* _STATED EXERCISE_:
Copy all entries without alteration and skip the pictures they hold.

* _SOURCE RECORDS_:
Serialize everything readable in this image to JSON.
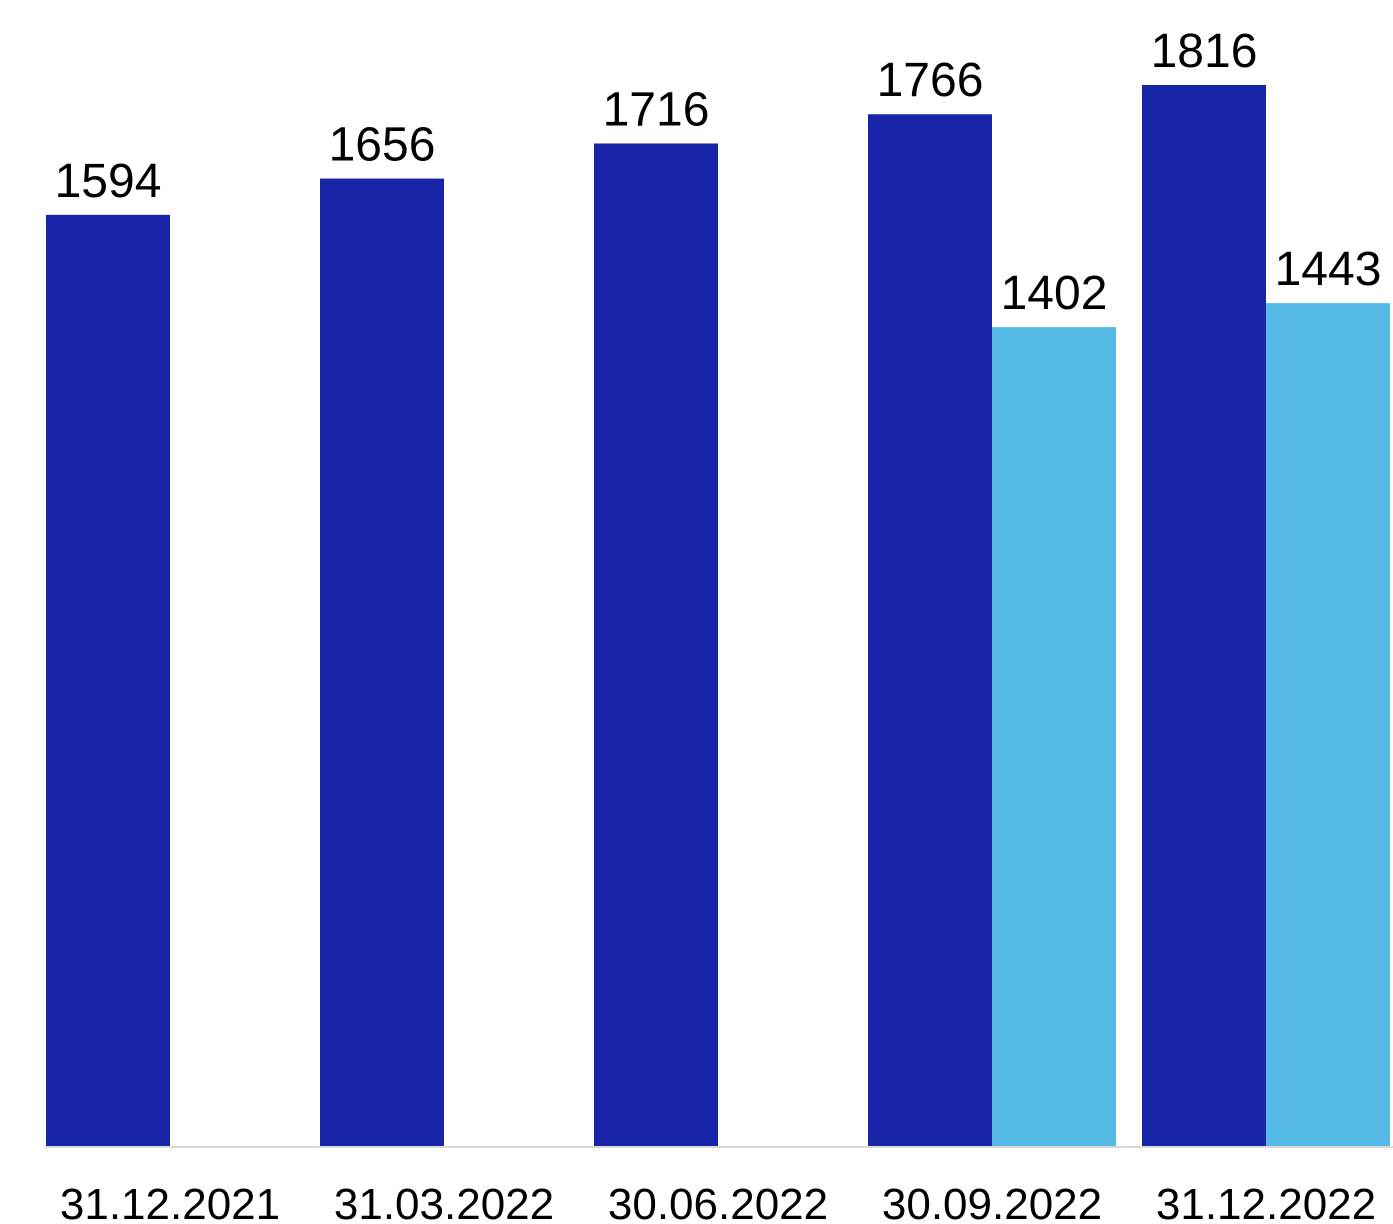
{
  "chart_data": {
    "type": "bar",
    "categories": [
      "31.12.2021",
      "31.03.2022",
      "30.06.2022",
      "30.09.2022",
      "31.12.2022"
    ],
    "series": [
      {
        "values": [
          1594,
          1656,
          1716,
          1766,
          1816
        ],
        "color": "#1925a8"
      },
      {
        "values": [
          null,
          null,
          null,
          1402,
          1443
        ],
        "color": "#55bbe6"
      }
    ],
    "ylim": [
      0,
      1816
    ],
    "grid": false,
    "legend": "none",
    "baseline_color": "#d9d9d9"
  }
}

* _SOLUTION_:
Serialize everything readable in this image to JSON.
{
  "chart_data": {
    "type": "bar",
    "categories": [
      "31.12.2021",
      "31.03.2022",
      "30.06.2022",
      "30.09.2022",
      "31.12.2022"
    ],
    "series": [
      {
        "values": [
          1594,
          1656,
          1716,
          1766,
          1816
        ],
        "color": "#1925a8"
      },
      {
        "values": [
          null,
          null,
          null,
          1402,
          1443
        ],
        "color": "#55bbe6"
      }
    ],
    "ylim": [
      0,
      1816
    ],
    "grid": false,
    "legend": "none",
    "baseline_color": "#d9d9d9"
  }
}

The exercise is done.